> _PROMPT_: Please reproduce the authentication passage below word for word, between "1. Email/password auth" and "SSO (if you go B2B)", inclusive.

> _TEXT PASSAGE_:
Building secure auth takes longer than you think. Here's what you're actually signing up for:

Security requirements (40-80 hours):

  • Password hashing (bcrypt, scrypt, or Argon2 with proper salts)
  • Session management (tokens, expiry, refresh logic)
  • Password reset flow (secure tokens, email sending, expiry)
  • Email verification (tokens, email sending, retry logic)
  • Rate limiting (prevent brute force attacks)
  • Security headers (CSRF tokens, XSS protection)
  • Input validation (prevent SQL injection, XSS attacks)
  • HTTPS enforcement (dev vs. prod environments)

Data management (20-40 hours):

  • Database schema for users, sessions, reset tokens
  • Privacy compliance (GDPR, CCPA data export/deletion)
  • User data migrations as you add fields

Additional features (40-60+ hours each):

  • Social login: OAuth 2.0 flows for Google, GitHub, etc.
  • SSO: SAML implementation (notoriously complex)
  • MFA: TOTP generation, recovery codes, SMS integration

Total time estimate: 100-180 hours for basic auth. Plus ongoing security maintenance forever.

At $150/hour opportunity cost, that's $15,000-27,000.

Most auth providers cost $0-50/month until you have real revenue. Do the math.

When rolling your own makes sense:

  • You're at 100K+ users and paying $2K+/month for auth
  • You have specific compliance needs (on-premise, air-gapped, etc.)
  • You have security engineers on staff who want to own it

For everyone else: Use a provider. Your time is worth more.

Mistake 3: Choosing Based on Features You'll Never Use

The mistake: You compare auth providers on a spreadsheet. Provider A has 47 features. Provider B has 52 features. You choose Provider B because more features = better, right?

Why it's wrong:

  • You'll use 5-8 of those features, ever
  • The extra features add complexity to the dashboard, docs, and pricing
  • You're paying (in money or time) for features that don't matter to your users
  • Decision paralysis from comparing 52 features delays shipping

What to do instead:

  • List the 3-5 features you need in the next 6 months
  • Eliminate providers that don't have those
  • Choose the simplest, cheapest option from what's left
  • Re-evaluate when your needs change (not before)

The features that actually matter for most indie hackers:

  1. Email/password auth (basic, everyone has it)
  2. Social login (Google at minimum)
  3. Password reset (basic, everyone has it)
  4. Session management (basic, everyone has it)
  5. Decent free tier (10K MAU or more)

Features that might matter later:

  1. SSO (if you go B2B)
  2. Teams/organizations (if you go B2B)
  3. Export users (good to have as insurance)

Features you can ignore:

  • Advanced threat detection (overkill for most startups)
  • Passwordless SMS (email magic links are better and cheaper)

Extracted data
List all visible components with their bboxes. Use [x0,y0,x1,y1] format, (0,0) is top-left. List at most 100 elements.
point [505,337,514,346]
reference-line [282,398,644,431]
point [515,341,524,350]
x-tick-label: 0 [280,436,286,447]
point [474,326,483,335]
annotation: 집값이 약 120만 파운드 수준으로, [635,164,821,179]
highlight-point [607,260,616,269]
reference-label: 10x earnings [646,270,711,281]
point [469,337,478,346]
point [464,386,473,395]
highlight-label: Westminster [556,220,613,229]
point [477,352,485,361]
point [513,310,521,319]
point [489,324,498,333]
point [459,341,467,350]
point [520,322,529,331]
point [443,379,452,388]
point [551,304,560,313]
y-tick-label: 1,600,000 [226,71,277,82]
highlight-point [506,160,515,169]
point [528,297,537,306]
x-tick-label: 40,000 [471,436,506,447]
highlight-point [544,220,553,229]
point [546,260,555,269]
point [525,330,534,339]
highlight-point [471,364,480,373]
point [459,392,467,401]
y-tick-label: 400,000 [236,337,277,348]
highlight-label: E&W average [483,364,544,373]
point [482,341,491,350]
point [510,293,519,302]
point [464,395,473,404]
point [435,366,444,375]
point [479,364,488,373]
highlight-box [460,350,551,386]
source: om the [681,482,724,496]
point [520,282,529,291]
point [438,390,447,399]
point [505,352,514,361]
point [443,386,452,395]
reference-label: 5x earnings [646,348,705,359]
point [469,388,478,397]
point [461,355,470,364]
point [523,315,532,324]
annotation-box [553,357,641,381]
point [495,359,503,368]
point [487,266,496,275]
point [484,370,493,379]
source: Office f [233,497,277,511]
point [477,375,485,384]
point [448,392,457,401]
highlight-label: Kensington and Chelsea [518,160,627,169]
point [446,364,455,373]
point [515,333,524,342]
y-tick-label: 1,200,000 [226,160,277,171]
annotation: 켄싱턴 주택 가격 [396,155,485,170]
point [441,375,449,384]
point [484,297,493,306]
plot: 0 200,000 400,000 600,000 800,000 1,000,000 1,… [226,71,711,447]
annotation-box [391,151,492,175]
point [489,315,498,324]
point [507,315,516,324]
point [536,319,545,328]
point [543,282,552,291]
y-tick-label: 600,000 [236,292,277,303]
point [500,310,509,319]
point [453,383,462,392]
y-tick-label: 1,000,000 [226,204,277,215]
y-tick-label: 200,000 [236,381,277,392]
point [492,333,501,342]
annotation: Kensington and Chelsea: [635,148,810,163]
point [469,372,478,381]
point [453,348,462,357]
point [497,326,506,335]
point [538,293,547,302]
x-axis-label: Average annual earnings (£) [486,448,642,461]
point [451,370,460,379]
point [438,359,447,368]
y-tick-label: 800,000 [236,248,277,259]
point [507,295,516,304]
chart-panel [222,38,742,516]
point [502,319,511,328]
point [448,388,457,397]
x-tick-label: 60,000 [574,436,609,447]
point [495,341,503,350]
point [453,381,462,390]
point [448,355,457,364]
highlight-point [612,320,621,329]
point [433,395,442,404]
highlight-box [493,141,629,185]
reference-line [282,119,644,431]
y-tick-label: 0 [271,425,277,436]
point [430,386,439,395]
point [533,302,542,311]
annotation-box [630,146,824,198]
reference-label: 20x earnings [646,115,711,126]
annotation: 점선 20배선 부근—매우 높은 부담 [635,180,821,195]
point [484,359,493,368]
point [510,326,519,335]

> _EXERCISE SOLUTION_:
1. Email/password auth (basic, everyone has it)
  2. Social login (Google at minimum)
  3. Password reset (basic, everyone has it)
  4. Session management (basic, everyone has it)
  5. Decent free tier (10K MAU or more)

Features that might matter later:

  1. SSO (if you go B2B)